• RECORDS SUPPLIED:
= = = = =

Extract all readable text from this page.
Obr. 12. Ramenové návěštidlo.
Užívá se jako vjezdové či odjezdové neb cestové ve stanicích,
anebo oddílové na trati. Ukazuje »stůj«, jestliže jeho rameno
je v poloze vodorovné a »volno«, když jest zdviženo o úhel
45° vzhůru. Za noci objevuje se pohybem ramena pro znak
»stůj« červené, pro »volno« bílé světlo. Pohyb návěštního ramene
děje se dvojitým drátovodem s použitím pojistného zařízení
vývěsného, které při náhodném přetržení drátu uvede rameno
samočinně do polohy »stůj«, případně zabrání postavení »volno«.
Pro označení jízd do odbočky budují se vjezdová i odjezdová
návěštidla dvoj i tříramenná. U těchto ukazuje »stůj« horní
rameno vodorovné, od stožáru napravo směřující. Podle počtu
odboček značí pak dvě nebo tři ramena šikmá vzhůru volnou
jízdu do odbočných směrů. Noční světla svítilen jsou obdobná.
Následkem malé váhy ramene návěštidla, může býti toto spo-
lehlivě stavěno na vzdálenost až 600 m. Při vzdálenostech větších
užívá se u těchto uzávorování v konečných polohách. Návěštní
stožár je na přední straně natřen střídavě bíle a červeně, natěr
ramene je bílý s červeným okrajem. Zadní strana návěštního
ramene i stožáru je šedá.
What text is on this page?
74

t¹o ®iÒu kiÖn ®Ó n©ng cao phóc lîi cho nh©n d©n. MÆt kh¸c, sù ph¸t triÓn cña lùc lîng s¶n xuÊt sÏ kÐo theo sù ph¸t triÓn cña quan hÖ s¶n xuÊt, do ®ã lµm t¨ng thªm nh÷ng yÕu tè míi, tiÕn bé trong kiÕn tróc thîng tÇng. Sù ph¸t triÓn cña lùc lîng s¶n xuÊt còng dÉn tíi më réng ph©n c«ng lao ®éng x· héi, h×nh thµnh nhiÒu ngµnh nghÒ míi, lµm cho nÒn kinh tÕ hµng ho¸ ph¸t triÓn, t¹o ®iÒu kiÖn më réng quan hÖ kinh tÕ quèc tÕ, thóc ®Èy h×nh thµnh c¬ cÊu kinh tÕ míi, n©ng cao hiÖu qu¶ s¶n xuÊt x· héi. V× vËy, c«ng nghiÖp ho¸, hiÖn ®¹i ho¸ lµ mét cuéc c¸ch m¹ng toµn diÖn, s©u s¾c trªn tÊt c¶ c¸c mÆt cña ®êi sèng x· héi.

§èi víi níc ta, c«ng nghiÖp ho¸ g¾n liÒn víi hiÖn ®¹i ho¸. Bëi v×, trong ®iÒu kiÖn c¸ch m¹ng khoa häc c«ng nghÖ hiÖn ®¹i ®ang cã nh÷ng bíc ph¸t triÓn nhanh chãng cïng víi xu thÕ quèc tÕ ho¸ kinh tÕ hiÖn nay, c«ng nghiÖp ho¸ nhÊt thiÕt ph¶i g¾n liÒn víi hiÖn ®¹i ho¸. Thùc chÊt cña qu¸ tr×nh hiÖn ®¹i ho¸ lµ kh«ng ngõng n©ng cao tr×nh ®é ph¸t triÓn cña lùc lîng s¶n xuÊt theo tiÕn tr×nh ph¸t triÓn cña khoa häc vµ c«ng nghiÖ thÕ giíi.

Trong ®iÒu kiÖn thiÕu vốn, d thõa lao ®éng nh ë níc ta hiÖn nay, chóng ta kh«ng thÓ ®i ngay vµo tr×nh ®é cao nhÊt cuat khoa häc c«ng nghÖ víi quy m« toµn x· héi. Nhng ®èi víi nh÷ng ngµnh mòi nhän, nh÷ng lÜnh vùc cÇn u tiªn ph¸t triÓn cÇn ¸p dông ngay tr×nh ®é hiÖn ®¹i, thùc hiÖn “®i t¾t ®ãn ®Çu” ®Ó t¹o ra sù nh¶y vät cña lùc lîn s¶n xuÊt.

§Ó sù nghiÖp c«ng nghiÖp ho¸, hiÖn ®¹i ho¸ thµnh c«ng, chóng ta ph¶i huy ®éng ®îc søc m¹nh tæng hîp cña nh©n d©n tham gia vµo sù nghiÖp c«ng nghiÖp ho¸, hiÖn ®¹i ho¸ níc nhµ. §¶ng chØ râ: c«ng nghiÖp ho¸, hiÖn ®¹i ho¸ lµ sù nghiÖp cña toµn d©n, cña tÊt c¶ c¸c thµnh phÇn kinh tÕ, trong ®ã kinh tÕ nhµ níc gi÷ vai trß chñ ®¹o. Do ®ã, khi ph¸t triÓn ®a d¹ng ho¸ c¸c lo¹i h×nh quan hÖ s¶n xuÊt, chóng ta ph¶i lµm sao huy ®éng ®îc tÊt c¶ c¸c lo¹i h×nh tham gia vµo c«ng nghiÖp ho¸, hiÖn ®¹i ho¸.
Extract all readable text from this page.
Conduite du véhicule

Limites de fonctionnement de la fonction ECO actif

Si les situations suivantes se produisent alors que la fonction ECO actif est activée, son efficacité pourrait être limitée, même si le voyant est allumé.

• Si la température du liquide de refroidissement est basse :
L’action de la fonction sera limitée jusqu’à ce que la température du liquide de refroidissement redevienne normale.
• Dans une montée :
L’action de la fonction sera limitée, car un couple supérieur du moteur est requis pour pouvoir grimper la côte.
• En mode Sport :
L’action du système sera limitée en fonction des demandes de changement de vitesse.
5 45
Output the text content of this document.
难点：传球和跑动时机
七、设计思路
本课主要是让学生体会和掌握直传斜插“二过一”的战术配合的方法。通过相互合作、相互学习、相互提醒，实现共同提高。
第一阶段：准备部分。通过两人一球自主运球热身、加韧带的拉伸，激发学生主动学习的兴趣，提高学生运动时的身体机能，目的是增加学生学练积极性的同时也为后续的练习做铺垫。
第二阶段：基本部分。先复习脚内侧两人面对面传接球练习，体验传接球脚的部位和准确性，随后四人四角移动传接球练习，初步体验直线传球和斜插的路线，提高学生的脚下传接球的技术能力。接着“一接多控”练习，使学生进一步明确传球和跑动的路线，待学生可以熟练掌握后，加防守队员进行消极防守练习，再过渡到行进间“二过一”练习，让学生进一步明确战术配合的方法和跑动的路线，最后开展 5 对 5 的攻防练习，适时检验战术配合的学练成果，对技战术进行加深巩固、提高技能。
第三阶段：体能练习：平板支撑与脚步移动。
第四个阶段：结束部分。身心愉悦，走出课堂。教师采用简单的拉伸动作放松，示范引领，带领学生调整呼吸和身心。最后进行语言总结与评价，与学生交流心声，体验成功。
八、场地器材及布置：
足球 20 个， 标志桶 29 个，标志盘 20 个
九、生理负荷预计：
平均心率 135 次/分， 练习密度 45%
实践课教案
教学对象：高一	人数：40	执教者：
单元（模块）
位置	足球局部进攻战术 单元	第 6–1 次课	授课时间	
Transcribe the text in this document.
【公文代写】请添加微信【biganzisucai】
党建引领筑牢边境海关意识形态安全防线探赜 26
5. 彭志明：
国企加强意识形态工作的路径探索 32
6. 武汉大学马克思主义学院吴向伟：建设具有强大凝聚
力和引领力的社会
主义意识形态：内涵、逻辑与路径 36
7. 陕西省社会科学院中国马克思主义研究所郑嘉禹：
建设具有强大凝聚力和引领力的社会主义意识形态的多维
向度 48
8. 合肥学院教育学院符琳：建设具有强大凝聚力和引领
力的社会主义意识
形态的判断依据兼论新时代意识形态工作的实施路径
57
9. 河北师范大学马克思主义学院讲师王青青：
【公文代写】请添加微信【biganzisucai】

= = = = =

• PROBLEM DETAILS: Repeat exactly the lines above, starting with the line that contains "Output the text content of this document." and ending with the last line, both included, and nothing else.

• TASK RESPONSE:
Output the text content of this document.
难点：传球和跑动时机
七、设计思路
本课主要是让学生体会和掌握直传斜插“二过一”的战术配合的方法。通过相互合作、相互学习、相互提醒，实现共同提高。
第一阶段：准备部分。通过两人一球自主运球热身、加韧带的拉伸，激发学生主动学习的兴趣，提高学生运动时的身体机能，目的是增加学生学练积极性的同时也为后续的练习做铺垫。
第二阶段：基本部分。先复习脚内侧两人面对面传接球练习，体验传接球脚的部位和准确性，随后四人四角移动传接球练习，初步体验直线传球和斜插的路线，提高学生的脚下传接球的技术能力。接着“一接多控”练习，使学生进一步明确传球和跑动的路线，待学生可以熟练掌握后，加防守队员进行消极防守练习，再过渡到行进间“二过一”练习，让学生进一步明确战术配合的方法和跑动的路线，最后开展 5 对 5 的攻防练习，适时检验战术配合的学练成果，对技战术进行加深巩固、提高技能。
第三阶段：体能练习：平板支撑与脚步移动。
第四个阶段：结束部分。身心愉悦，走出课堂。教师采用简单的拉伸动作放松，示范引领，带领学生调整呼吸和身心。最后进行语言总结与评价，与学生交流心声，体验成功。
八、场地器材及布置：
足球 20 个， 标志桶 29 个，标志盘 20 个
九、生理负荷预计：
平均心率 135 次/分， 练习密度 45%
实践课教案
教学对象：高一	人数：40	执教者：
单元（模块）
位置	足球局部进攻战术 单元	第 6–1 次课	授课时间	
Transcribe the text in this document.
【公文代写】请添加微信【biganzisucai】
党建引领筑牢边境海关意识形态安全防线探赜 26
5. 彭志明：
国企加强意识形态工作的路径探索 32
6. 武汉大学马克思主义学院吴向伟：建设具有强大凝聚
力和引领力的社会
主义意识形态：内涵、逻辑与路径 36
7. 陕西省社会科学院中国马克思主义研究所郑嘉禹：
建设具有强大凝聚力和引领力的社会主义意识形态的多维
向度 48
8. 合肥学院教育学院符琳：建设具有强大凝聚力和引领
力的社会主义意识
形态的判断依据兼论新时代意识形态工作的实施路径
57
9. 河北师范大学马克思主义学院讲师王青青：
【公文代写】请添加微信【biganzisucai】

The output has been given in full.